Extracted text =
Schools judged unsatisfactory by Ofsted are still obliged to become academies even when this is against parents’ wishes and it is reported here that between 2016 and 2019 314 primary schools were forced to become academies and this article indicates that controversies over forced academisation continue
Click here for “Academies without parents on boards “risk community rejection” [ Guardian 2019]
Click here for 53,000 pupils in limbo after rise in “zombie “academy trusts. [Guardian 2019
Click here for Academy chains underperforming for disadvantaged children, study finds [Guardian 2018]]
It is reported here that in 2019 maintained [i.e. local authority controlled ] schools actually outperformed academies in SATs taken at the end of year 6.
Click here for a critical assessment of academies. [Guardian 2019]
Click here and here for coverage of a critical assessment of government education policies from the University College London Institute of Education [2018]
Notwithstanding these criticisms the then Secretary of State for Education Gavin Williamson reiterated his support for further academisation in April 2021 as indicated here but his policy was criticised by school leaders who were especially critical of forced academisation Nevertheless, in March 2022, the new Secretary of Stare Nadhim Zahawi has stated that
“I see the future as involving all schools being part of a strong trust, and I will say more about this in my white paper. “What I will say now is that I underline the word ‘strong’, because we mustn’t sugar-coat this – some trusts are not high performing. The white paper will set out how I plan to deal with that challenge as well.” Then it was announced in the March Whitepaper that “By 2030, all children will benefit from being taught in a family of schools with their school in a strong multi academy trust or with plans to join or form one”
Once again, the word “strong” was included but still some critics argued that Mr Zahawi was overstating the benefits of academisation. For example a recent article in Schools week based on research by Acknowledged expert Professor Stephen Gorard suggested that “The “evidence -led education secretary” isn’t being led by the evidence.” Also a recent Guardian article has referred to recent research suggesting that council- maintained schools are outperforming academies.

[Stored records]
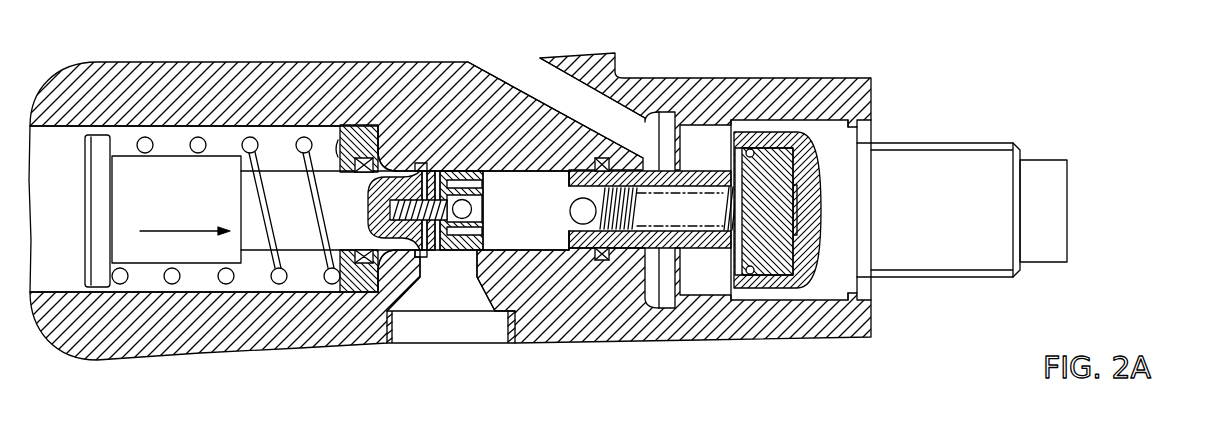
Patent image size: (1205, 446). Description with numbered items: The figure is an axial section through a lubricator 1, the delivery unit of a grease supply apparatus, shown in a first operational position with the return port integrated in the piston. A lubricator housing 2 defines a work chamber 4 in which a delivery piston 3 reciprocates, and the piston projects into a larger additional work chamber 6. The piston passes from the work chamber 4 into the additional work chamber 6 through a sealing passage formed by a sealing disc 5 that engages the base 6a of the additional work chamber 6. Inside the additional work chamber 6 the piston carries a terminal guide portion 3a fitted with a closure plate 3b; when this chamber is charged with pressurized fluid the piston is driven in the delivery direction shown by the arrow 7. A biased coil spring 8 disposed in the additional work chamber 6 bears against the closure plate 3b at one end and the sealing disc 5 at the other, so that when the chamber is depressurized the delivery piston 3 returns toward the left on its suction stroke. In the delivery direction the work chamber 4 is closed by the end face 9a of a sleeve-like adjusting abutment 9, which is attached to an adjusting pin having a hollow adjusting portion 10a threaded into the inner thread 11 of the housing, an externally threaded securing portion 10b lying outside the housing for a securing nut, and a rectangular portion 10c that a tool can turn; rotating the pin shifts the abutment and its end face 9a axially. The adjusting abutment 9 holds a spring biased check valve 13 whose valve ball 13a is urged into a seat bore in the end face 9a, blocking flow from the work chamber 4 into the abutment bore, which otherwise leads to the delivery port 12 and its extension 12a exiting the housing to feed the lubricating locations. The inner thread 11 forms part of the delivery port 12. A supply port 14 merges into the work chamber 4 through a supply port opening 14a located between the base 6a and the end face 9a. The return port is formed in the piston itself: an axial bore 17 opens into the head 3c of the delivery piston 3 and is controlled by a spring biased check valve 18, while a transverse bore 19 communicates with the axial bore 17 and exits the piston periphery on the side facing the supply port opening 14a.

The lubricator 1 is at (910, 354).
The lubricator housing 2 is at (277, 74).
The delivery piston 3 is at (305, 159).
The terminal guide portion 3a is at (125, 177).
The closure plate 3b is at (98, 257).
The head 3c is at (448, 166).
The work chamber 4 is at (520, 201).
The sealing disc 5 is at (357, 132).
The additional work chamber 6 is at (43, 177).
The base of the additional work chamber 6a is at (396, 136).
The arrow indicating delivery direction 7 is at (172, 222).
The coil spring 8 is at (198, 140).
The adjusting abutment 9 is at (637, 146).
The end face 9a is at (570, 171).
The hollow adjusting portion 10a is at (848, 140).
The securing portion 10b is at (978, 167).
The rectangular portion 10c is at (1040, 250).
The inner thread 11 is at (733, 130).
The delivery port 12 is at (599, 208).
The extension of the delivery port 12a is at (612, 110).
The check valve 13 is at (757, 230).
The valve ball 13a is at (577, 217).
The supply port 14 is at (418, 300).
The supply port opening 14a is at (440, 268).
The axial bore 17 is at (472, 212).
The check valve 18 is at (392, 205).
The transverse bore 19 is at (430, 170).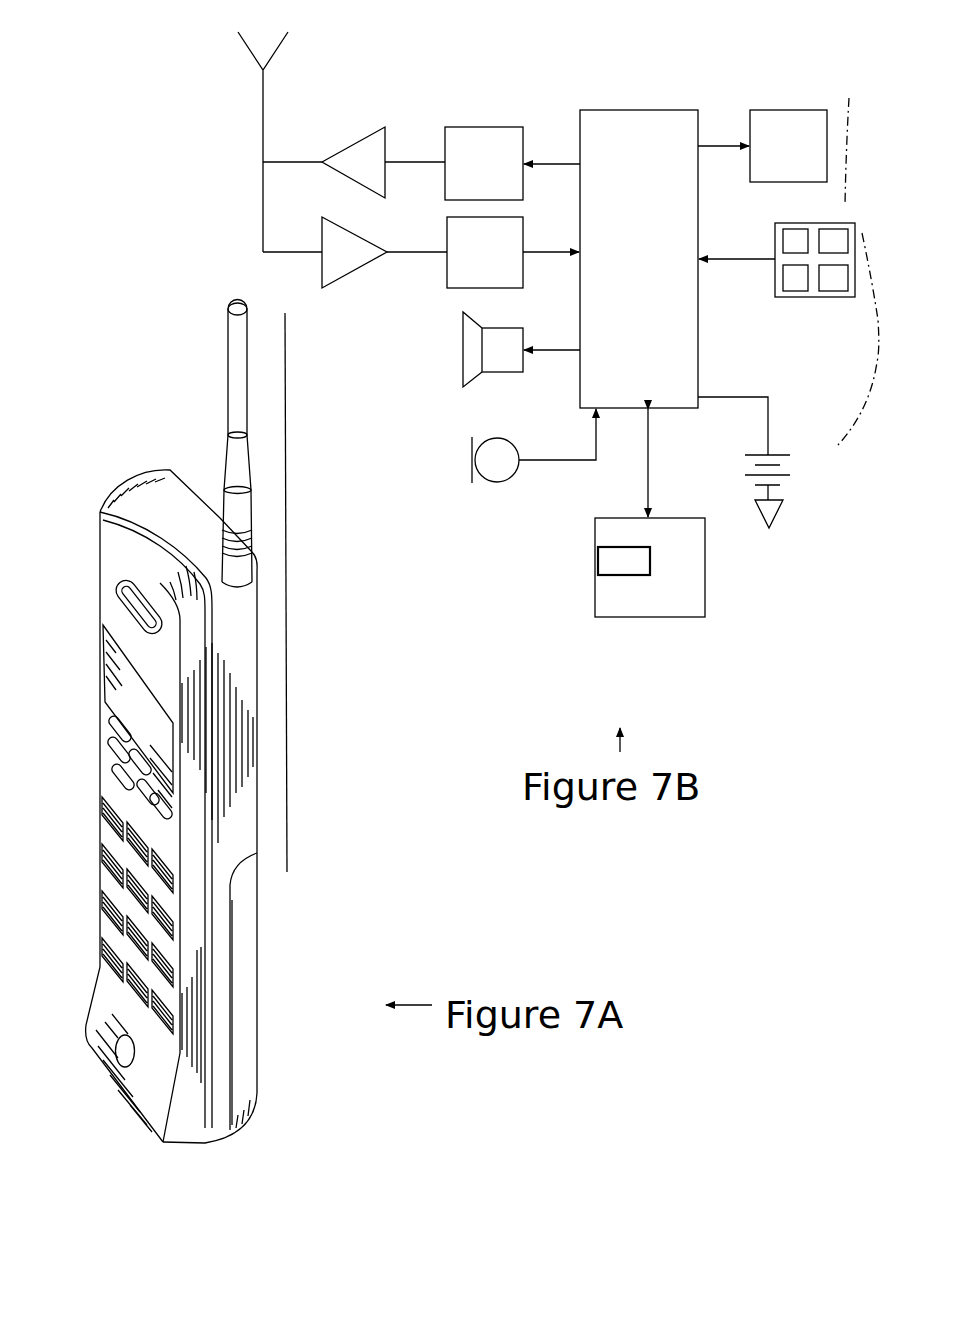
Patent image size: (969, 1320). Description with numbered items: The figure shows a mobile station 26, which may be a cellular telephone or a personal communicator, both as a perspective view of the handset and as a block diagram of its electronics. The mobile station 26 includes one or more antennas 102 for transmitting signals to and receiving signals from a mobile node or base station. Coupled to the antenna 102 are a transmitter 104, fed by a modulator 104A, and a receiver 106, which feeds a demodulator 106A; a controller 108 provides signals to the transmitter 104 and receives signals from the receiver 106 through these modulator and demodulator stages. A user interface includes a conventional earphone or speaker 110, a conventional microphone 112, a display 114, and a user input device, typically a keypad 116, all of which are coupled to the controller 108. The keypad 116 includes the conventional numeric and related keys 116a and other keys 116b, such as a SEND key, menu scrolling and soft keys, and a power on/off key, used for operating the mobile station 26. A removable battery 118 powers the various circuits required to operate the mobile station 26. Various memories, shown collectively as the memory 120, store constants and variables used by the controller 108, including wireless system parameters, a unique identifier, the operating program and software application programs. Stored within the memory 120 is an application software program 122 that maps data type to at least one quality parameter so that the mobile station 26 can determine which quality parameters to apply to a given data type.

Stated goal =
In the passage about academies above, how many primary schools were forced to become academies between 2016 and 2019?

Solution =
314